• REQUIREMENTS: Return all lines that include the string "sodium".

• RECORD LIST:

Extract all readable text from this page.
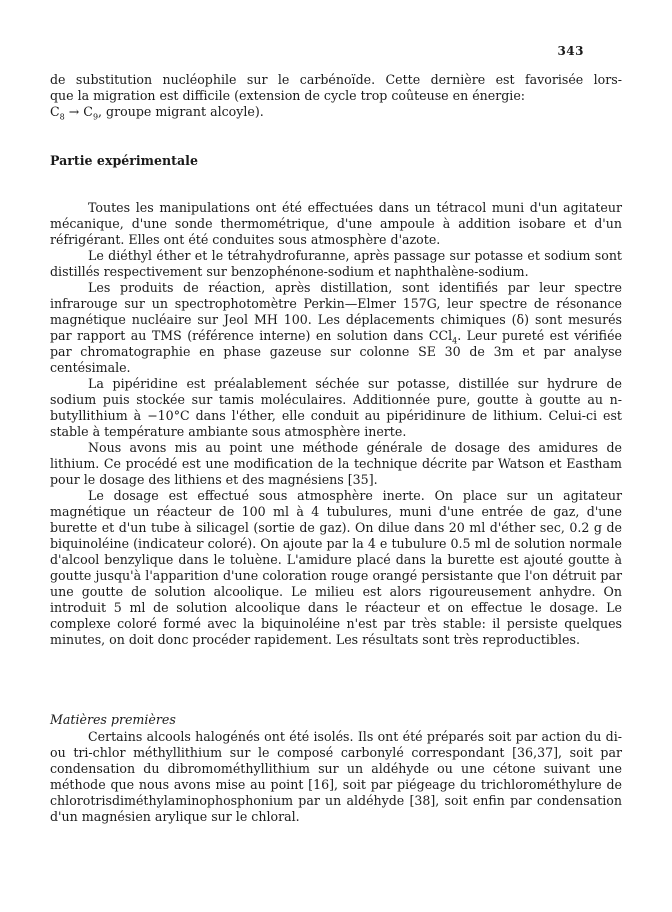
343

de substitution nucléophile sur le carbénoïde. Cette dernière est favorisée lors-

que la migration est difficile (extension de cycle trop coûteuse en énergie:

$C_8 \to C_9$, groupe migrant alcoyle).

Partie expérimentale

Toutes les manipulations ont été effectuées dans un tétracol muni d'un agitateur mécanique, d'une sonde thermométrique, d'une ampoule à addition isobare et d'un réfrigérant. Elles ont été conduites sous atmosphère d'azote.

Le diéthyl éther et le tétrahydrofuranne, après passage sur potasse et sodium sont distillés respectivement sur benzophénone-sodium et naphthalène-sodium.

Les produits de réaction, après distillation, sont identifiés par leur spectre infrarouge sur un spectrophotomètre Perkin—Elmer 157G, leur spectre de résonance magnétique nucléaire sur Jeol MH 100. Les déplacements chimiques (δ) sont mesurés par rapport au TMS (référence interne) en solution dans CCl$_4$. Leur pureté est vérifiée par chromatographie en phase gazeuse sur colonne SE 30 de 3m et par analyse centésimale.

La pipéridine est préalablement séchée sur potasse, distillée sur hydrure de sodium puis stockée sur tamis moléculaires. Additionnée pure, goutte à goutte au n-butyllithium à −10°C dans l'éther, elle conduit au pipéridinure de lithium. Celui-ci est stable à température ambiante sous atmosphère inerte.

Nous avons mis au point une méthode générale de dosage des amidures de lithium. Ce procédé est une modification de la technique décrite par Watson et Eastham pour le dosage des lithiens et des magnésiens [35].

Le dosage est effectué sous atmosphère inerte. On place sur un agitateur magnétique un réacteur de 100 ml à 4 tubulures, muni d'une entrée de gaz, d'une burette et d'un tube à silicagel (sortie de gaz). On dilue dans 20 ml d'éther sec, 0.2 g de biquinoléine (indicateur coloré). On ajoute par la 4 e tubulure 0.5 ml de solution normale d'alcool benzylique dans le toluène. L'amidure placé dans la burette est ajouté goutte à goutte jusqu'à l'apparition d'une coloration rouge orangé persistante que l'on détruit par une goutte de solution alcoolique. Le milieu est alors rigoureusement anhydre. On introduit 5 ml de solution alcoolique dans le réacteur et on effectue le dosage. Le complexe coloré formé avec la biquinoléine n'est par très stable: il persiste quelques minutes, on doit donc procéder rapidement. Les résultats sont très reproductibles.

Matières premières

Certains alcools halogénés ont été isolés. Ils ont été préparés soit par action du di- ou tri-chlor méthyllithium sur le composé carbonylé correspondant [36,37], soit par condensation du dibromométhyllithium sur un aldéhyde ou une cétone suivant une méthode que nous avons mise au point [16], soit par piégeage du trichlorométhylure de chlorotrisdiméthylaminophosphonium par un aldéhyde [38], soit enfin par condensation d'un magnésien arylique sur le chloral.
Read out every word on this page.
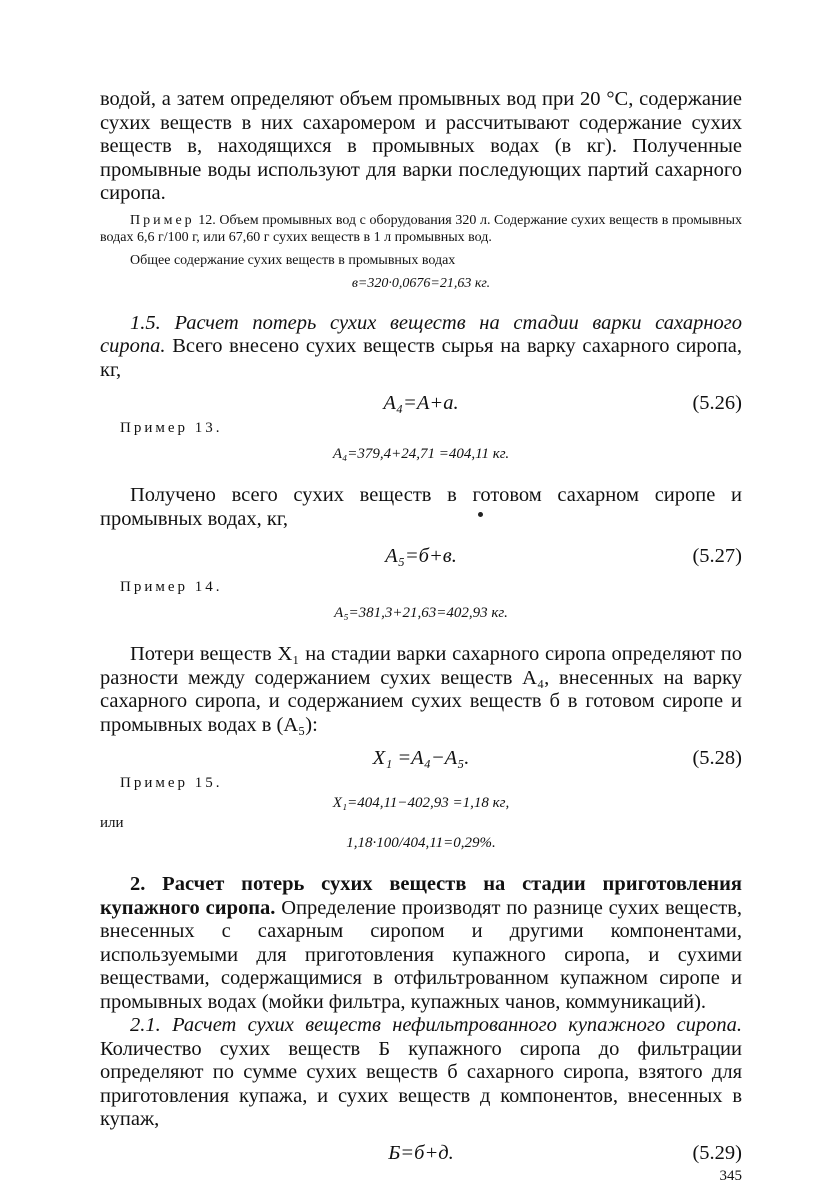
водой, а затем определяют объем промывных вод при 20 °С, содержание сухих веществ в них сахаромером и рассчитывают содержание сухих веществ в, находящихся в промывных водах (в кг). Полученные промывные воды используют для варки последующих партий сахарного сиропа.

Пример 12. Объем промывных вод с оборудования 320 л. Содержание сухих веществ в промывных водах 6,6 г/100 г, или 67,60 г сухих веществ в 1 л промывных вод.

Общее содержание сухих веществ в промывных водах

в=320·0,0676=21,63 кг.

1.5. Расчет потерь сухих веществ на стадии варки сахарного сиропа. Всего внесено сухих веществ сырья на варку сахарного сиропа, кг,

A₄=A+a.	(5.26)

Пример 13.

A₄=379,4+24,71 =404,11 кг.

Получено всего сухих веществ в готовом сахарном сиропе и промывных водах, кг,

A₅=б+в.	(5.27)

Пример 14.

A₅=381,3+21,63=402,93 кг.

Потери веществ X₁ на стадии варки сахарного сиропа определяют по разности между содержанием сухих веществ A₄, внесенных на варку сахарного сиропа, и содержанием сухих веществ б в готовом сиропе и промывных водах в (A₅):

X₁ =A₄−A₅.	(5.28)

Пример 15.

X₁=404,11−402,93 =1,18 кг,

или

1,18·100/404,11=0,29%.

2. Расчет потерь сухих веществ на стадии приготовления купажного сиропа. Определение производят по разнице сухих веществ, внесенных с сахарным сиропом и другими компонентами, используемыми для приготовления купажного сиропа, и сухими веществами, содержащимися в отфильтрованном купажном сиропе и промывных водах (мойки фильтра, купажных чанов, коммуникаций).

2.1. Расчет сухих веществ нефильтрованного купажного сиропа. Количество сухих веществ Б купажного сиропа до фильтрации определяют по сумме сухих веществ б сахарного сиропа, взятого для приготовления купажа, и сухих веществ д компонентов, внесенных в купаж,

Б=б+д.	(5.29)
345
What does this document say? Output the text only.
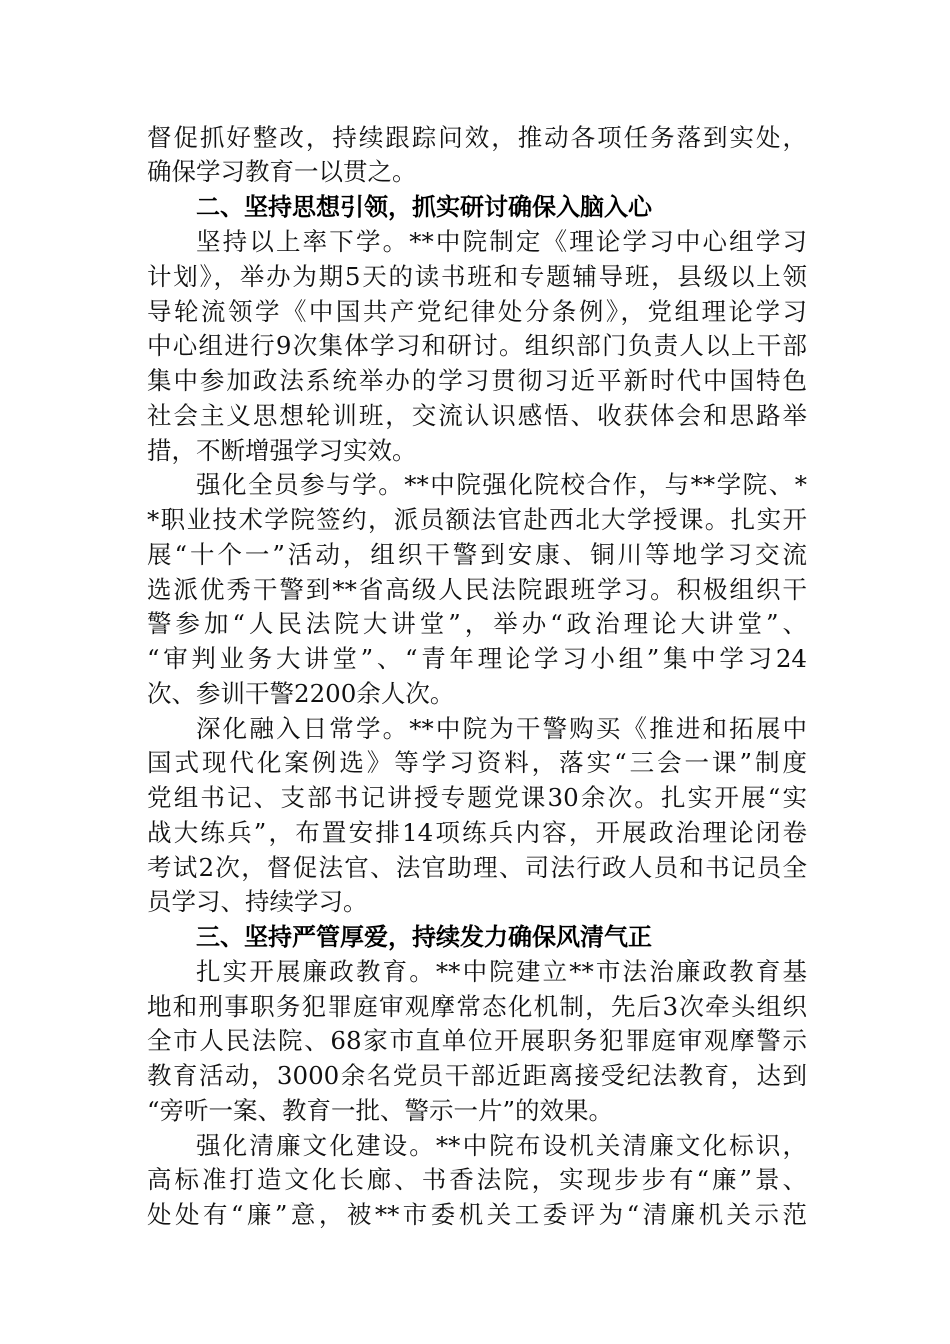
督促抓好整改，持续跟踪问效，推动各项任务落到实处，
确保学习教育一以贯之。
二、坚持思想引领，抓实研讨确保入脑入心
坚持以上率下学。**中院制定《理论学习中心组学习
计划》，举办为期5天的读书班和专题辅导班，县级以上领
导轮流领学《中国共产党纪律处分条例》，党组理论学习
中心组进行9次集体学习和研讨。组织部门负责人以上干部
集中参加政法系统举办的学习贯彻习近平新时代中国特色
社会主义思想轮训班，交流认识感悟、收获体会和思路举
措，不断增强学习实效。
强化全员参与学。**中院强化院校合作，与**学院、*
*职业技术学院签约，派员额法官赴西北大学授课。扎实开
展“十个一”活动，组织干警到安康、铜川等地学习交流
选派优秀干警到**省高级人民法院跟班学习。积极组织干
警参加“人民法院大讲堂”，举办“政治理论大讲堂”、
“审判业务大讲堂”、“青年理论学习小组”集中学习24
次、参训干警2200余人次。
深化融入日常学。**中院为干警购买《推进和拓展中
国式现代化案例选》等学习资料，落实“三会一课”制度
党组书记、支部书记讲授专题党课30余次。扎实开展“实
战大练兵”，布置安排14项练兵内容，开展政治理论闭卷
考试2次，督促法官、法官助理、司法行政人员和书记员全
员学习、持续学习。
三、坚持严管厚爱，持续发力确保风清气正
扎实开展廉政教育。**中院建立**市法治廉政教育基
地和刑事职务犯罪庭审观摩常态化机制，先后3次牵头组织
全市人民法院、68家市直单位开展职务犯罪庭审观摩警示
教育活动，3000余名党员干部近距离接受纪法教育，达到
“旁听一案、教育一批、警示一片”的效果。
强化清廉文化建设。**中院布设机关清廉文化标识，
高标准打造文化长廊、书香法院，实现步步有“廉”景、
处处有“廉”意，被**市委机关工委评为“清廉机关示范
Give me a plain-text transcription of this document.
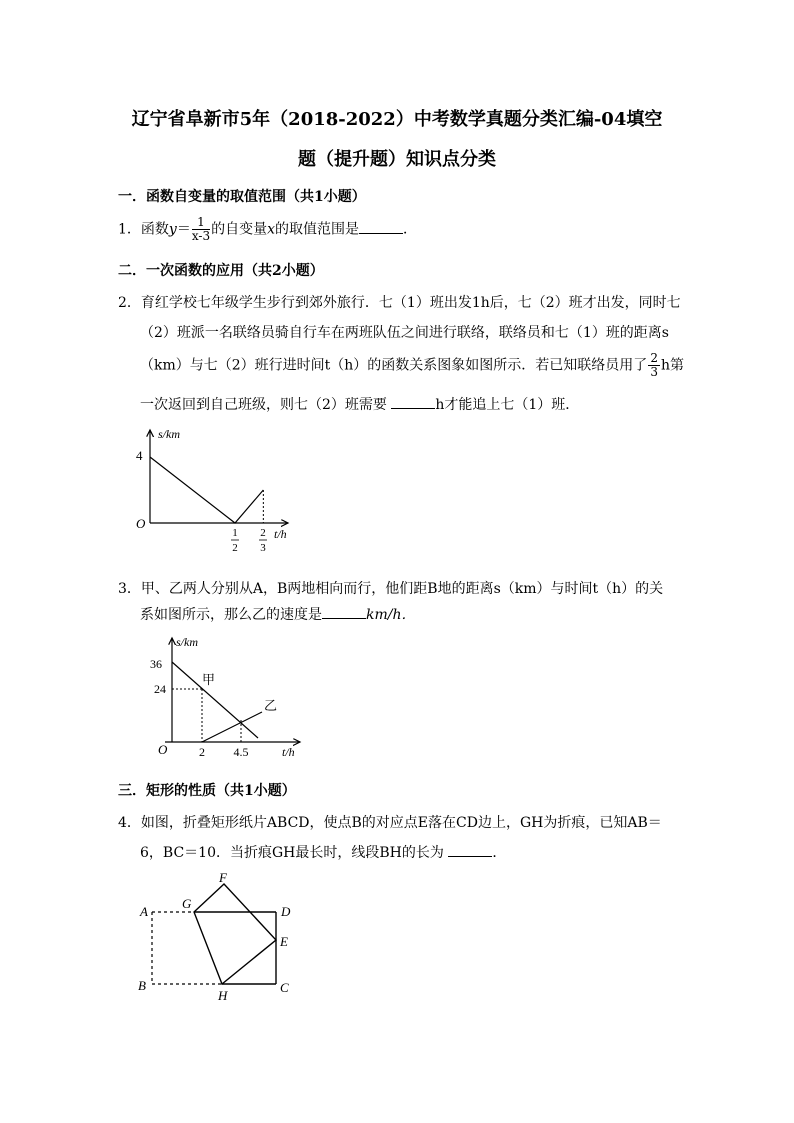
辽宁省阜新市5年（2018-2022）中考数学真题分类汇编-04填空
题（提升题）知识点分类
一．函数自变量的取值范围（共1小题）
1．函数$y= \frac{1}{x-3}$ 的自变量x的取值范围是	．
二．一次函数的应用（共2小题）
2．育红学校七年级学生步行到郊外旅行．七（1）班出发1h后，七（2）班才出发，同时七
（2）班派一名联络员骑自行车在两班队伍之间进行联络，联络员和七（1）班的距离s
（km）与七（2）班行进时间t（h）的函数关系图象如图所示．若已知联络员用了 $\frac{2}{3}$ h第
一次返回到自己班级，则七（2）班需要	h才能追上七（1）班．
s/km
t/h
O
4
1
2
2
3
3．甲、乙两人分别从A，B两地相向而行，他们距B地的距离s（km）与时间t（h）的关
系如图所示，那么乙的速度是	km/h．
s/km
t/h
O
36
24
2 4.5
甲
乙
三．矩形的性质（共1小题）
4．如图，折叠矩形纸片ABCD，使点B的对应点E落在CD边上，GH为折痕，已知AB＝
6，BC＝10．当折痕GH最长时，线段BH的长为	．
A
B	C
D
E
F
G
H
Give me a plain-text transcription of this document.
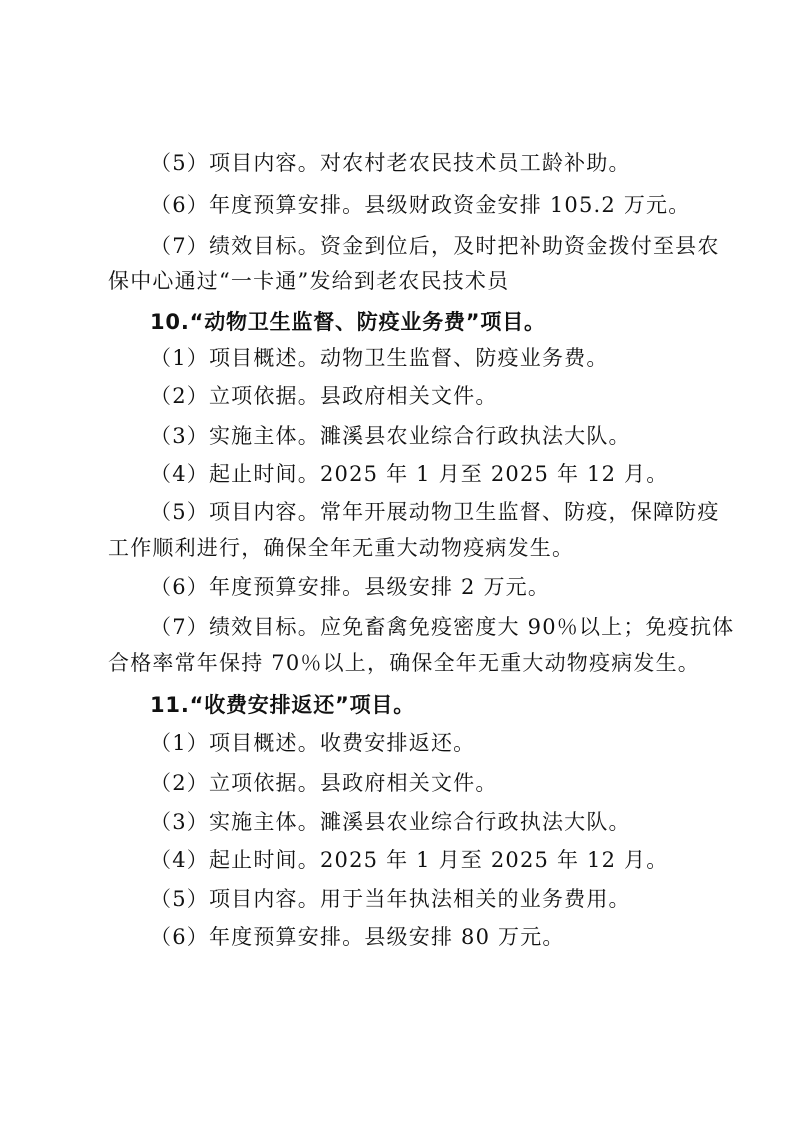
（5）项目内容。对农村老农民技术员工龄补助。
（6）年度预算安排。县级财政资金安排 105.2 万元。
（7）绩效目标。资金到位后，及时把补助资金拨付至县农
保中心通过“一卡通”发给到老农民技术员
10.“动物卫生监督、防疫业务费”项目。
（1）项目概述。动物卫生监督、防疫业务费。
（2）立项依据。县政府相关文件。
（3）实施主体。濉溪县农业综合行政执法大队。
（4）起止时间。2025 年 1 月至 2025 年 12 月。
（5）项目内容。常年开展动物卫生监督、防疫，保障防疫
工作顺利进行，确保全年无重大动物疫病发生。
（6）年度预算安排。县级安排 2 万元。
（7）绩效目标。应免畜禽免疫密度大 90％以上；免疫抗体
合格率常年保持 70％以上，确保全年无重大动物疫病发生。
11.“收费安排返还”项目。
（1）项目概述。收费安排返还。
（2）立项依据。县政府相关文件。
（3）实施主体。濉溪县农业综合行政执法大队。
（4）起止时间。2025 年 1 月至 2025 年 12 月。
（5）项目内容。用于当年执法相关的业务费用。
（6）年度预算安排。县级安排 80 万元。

• EXERCISE OUTPUT:
Le diéthyl éther et le tétrahydrofuranne, après passage sur potasse et sodium sont distillés respectivement sur benzophénone-sodium et naphthalène-sodium.
La pipéridine est préalablement séchée sur potasse, distillée sur hydrure de sodium puis stockée sur tamis moléculaires. Additionnée pure, goutte à goutte au n-butyllithium à −10°C dans l'éther, elle conduit au pipéridinure de lithium. Celui-ci est stable à température ambiante sous atmosphère inerte.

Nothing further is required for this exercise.